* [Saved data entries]
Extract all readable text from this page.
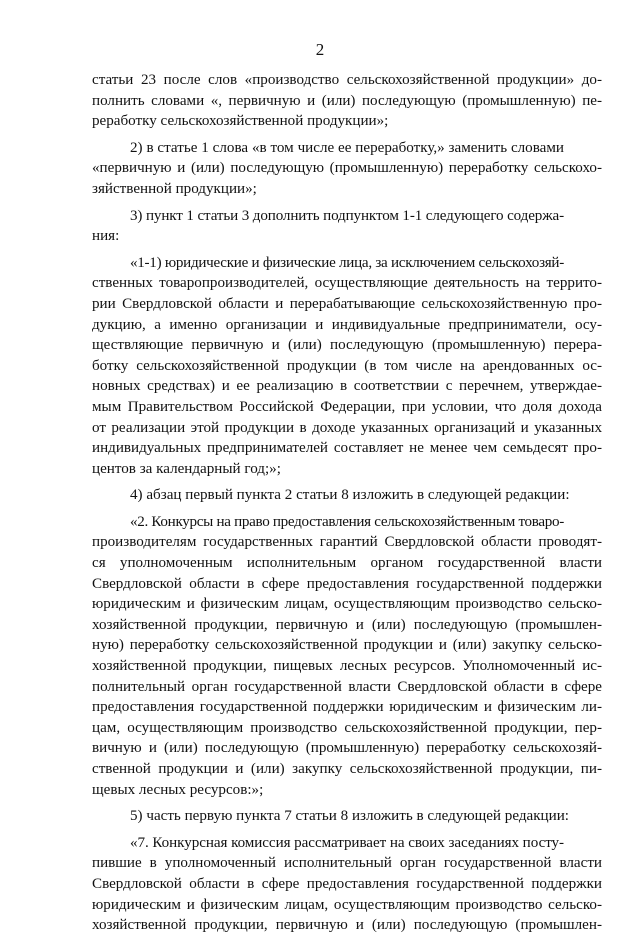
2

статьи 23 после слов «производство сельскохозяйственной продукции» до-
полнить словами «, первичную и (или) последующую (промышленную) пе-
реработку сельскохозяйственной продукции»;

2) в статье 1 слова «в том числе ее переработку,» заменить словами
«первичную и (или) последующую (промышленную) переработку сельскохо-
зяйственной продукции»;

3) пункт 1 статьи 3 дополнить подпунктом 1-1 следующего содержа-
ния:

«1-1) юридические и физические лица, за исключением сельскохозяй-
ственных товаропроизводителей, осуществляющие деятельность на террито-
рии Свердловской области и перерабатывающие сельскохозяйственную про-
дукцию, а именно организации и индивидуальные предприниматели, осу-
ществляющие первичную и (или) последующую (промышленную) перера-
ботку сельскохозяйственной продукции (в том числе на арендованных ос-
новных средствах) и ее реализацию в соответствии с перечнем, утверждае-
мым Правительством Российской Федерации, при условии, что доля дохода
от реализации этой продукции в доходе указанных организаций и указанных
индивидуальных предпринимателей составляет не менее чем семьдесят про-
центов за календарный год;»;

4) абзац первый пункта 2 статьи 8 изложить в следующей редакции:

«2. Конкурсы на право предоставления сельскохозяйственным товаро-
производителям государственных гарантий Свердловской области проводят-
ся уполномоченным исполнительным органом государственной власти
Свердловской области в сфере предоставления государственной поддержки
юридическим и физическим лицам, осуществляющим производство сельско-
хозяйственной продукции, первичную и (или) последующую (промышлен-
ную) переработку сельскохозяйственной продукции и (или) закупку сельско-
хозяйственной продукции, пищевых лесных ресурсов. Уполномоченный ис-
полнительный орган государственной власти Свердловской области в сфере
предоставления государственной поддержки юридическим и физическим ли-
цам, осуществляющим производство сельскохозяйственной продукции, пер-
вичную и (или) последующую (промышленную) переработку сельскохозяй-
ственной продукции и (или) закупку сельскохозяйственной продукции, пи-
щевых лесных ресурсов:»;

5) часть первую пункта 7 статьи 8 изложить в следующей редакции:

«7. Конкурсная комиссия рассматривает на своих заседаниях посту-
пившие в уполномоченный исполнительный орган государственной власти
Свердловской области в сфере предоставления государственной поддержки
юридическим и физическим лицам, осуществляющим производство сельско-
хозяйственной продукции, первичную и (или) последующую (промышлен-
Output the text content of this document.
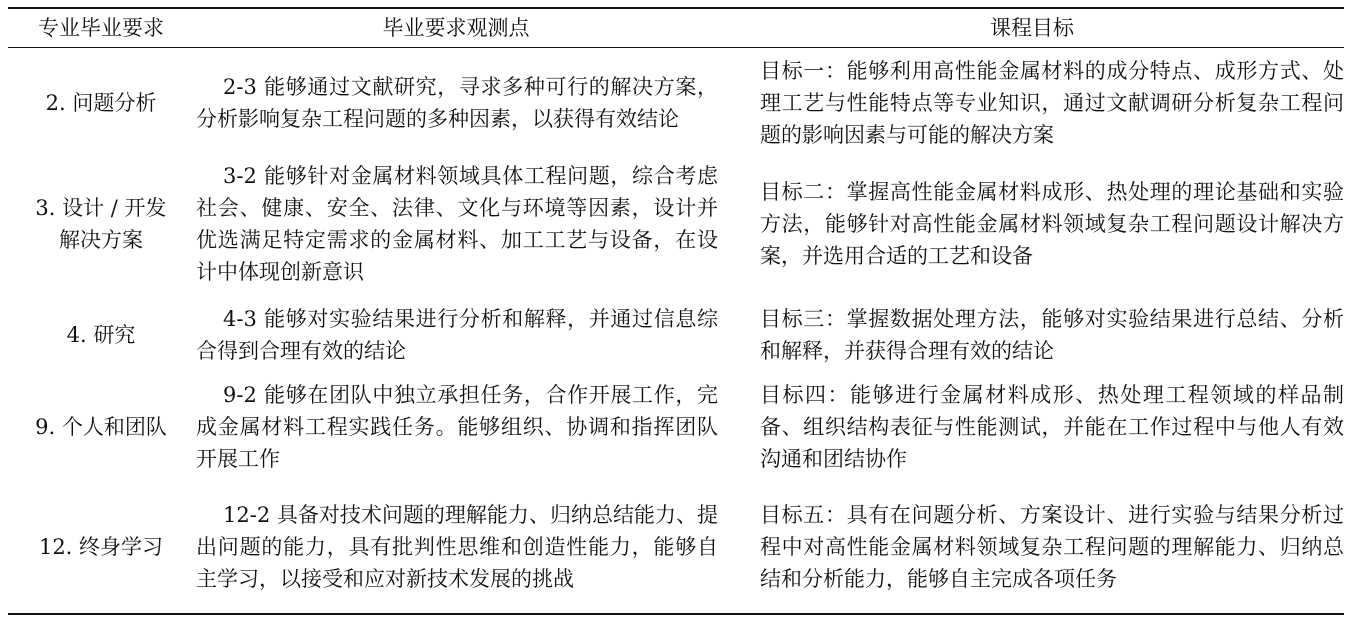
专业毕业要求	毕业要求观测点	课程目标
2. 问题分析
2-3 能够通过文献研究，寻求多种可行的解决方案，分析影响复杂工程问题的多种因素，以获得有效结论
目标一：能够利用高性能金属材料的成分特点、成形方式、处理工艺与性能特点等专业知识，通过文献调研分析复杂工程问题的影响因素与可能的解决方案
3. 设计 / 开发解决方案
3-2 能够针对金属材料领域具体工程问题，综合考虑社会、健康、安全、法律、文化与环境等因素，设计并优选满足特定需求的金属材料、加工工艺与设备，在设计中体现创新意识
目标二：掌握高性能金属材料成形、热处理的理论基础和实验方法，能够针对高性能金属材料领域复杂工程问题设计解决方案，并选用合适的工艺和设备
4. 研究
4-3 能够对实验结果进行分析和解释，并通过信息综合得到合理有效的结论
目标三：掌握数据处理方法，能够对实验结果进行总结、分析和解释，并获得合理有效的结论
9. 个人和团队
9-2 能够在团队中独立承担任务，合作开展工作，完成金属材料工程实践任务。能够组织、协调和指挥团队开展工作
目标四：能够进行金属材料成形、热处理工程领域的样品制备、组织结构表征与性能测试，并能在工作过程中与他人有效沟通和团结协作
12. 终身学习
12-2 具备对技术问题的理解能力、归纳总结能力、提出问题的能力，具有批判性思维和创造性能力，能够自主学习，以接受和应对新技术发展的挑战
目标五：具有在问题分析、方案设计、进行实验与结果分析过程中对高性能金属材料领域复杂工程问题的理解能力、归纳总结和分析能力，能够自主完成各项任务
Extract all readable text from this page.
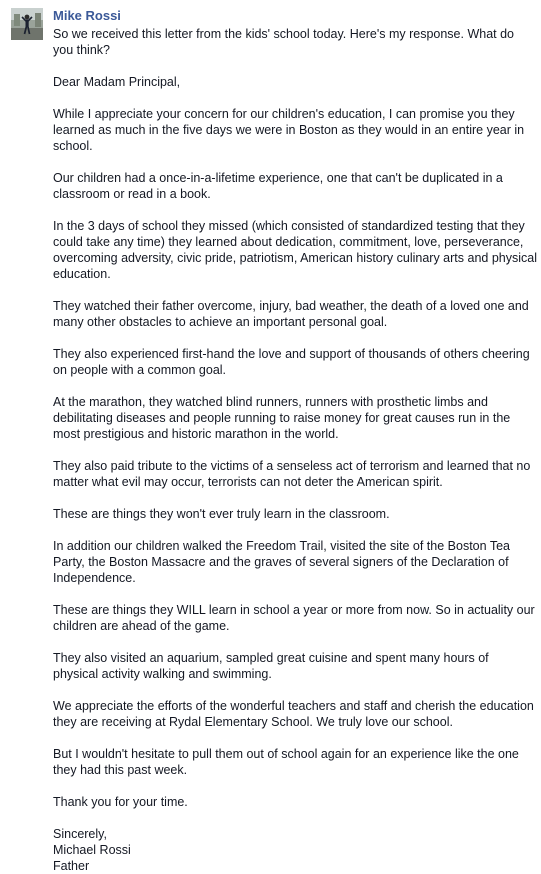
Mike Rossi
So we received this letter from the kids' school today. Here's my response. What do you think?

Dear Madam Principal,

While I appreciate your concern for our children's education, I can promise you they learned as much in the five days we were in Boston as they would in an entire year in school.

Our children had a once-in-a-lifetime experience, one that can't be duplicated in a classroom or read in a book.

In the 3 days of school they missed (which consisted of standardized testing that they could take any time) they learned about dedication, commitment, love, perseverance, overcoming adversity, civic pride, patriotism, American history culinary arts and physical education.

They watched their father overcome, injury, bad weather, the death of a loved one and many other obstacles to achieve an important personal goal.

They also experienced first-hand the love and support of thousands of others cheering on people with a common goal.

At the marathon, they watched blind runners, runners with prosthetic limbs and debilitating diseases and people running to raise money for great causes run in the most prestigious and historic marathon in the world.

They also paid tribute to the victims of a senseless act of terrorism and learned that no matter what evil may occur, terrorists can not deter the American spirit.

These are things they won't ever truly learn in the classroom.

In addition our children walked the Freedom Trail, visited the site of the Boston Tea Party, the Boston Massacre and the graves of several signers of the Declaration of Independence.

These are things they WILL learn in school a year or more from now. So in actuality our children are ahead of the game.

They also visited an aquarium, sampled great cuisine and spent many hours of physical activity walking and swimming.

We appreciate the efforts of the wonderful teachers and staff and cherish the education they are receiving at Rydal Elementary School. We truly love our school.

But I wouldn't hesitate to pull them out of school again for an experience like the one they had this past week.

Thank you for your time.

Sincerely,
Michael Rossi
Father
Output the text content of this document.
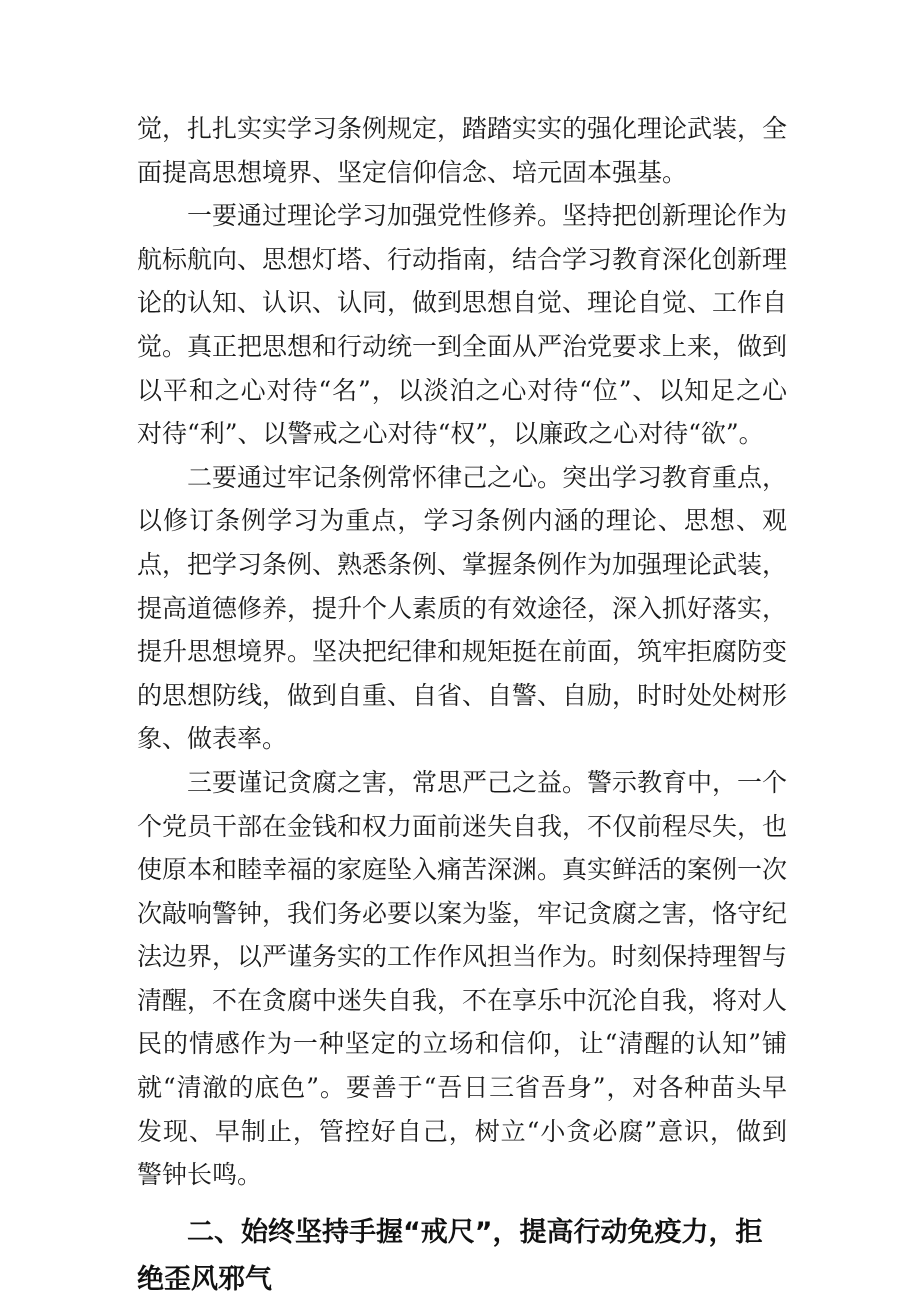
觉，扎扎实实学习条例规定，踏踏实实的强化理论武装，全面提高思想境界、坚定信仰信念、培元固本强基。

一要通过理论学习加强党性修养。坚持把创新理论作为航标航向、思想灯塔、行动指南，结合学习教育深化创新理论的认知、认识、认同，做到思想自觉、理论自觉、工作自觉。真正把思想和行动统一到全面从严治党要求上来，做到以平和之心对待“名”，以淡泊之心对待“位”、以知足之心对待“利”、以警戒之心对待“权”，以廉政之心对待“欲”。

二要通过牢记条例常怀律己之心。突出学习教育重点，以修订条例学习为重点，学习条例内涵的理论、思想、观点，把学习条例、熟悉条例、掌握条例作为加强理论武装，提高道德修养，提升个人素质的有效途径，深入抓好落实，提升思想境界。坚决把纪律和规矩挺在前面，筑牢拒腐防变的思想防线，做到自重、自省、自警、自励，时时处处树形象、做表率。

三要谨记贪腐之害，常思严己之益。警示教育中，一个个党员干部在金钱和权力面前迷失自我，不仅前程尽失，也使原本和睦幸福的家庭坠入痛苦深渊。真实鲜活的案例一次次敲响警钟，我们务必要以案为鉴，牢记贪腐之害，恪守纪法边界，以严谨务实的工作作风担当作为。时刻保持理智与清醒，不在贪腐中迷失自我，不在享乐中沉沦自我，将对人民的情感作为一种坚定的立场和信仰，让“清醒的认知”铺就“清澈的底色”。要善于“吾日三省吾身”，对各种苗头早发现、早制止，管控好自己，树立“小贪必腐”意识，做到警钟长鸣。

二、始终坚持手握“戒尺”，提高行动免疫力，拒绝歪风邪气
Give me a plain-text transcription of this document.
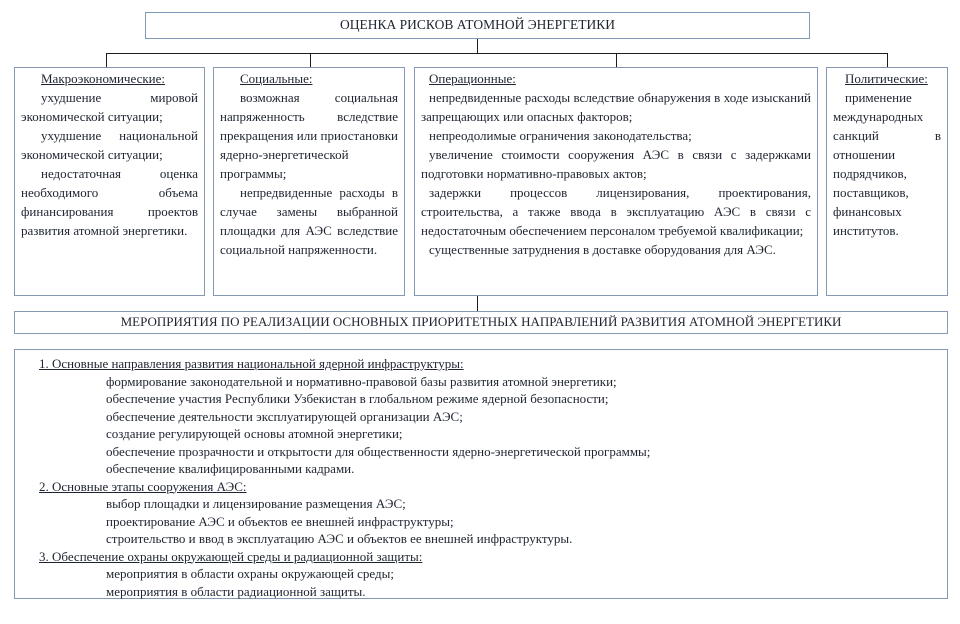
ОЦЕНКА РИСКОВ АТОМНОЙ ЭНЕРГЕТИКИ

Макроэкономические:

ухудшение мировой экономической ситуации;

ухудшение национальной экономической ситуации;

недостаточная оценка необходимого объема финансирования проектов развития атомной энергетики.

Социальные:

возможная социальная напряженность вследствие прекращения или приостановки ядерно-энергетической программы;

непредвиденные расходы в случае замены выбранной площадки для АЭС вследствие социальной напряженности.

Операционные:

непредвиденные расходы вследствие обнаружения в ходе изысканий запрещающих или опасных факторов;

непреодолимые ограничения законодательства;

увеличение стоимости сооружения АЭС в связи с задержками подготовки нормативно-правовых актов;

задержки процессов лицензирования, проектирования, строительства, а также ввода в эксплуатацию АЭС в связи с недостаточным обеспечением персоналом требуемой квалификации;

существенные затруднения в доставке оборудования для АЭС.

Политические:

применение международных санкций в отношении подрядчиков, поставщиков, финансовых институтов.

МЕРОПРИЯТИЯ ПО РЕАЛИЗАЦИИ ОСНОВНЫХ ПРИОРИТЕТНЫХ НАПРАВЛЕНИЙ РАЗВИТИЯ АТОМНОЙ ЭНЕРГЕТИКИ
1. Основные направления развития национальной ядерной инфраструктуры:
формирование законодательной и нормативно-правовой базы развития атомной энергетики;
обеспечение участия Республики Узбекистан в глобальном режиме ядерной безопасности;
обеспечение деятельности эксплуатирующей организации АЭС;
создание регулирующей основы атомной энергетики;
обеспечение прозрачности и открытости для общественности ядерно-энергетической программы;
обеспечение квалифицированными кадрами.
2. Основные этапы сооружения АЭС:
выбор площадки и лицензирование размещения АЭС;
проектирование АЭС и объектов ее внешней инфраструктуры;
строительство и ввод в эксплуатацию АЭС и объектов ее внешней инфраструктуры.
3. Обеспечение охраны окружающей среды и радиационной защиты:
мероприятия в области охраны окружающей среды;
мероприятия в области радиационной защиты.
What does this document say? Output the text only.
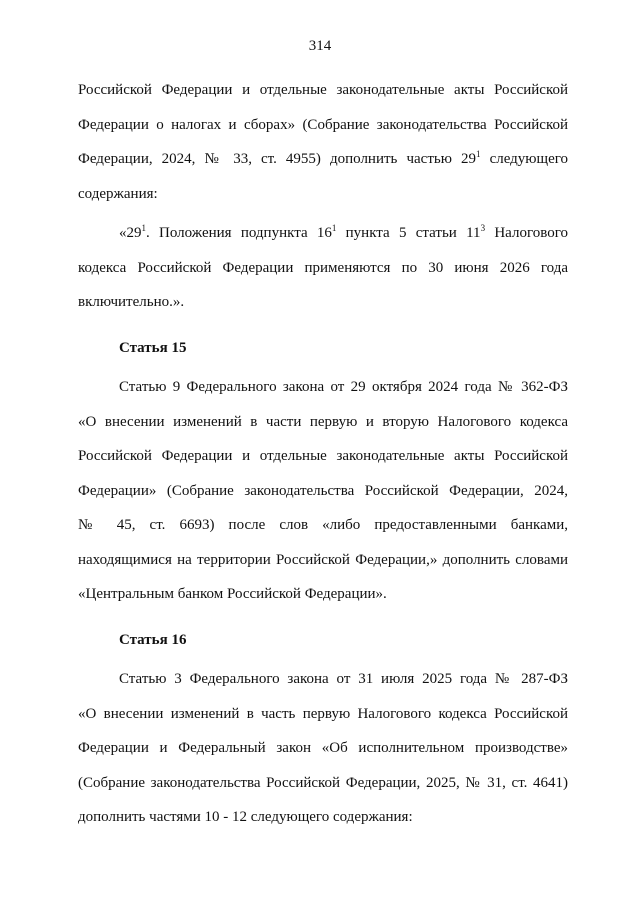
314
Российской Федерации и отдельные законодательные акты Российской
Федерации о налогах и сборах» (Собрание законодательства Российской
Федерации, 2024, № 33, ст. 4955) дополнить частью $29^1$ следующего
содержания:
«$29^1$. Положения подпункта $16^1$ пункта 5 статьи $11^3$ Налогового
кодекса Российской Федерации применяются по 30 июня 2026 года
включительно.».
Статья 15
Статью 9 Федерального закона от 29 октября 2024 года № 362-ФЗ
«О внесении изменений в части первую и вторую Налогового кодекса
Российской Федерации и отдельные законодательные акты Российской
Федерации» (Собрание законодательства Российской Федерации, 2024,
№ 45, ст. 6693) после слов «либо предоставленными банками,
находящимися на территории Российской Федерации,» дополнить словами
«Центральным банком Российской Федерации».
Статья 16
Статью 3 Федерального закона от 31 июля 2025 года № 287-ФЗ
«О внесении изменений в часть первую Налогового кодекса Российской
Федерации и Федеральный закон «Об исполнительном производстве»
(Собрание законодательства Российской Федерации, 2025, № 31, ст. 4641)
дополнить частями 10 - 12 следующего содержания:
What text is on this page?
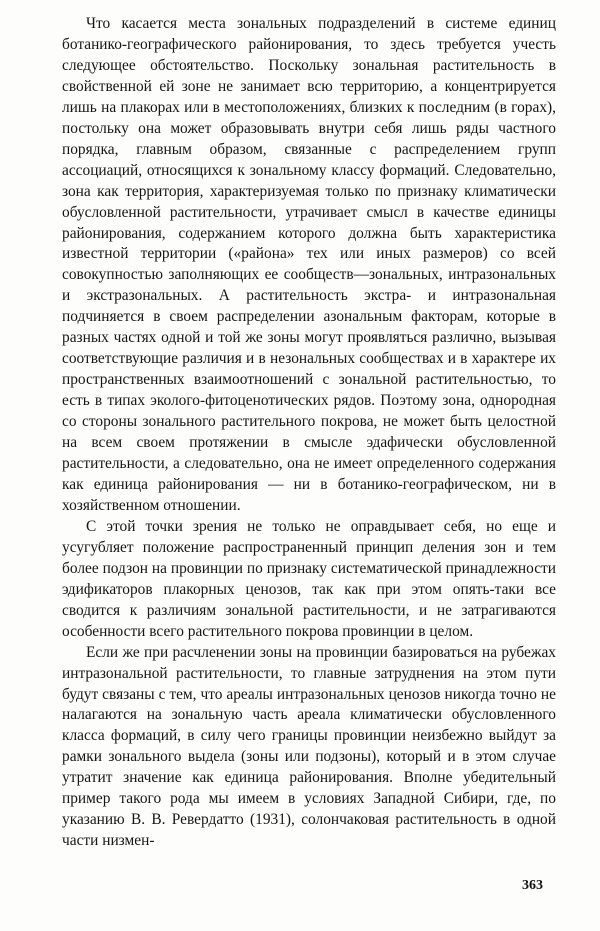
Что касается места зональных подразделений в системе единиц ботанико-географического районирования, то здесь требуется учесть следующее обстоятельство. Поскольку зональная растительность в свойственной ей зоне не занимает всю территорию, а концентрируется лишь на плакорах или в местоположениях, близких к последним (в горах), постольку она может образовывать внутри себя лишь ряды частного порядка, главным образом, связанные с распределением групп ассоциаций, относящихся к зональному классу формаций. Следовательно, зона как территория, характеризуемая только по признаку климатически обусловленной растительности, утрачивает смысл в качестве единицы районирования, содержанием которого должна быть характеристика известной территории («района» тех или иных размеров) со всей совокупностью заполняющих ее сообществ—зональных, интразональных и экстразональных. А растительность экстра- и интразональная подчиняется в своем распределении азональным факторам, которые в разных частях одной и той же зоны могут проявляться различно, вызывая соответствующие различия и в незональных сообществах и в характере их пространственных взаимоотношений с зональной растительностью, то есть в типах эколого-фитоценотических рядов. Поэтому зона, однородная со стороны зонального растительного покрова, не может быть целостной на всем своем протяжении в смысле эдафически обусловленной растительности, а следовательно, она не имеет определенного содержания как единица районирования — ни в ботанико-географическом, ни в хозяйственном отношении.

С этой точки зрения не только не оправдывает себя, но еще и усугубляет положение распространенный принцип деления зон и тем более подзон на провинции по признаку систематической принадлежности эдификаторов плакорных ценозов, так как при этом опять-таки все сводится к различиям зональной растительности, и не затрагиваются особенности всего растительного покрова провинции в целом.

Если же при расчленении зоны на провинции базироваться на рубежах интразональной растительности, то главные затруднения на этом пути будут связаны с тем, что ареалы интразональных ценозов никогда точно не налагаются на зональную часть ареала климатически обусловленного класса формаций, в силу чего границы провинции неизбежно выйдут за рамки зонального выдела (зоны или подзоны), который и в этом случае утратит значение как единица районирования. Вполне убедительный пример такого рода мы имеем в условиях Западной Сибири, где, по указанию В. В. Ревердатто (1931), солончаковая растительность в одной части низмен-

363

* [STATED TASK] Look for lines containing the string "непредвиденные" and copy them all.

* [EXERCISE RESULT]
непредвиденные расходы в случае замены выбранной площадки для АЭС вследствие социальной напряженности.
непредвиденные расходы вследствие обнаружения в ходе изысканий запрещающих или опасных факторов;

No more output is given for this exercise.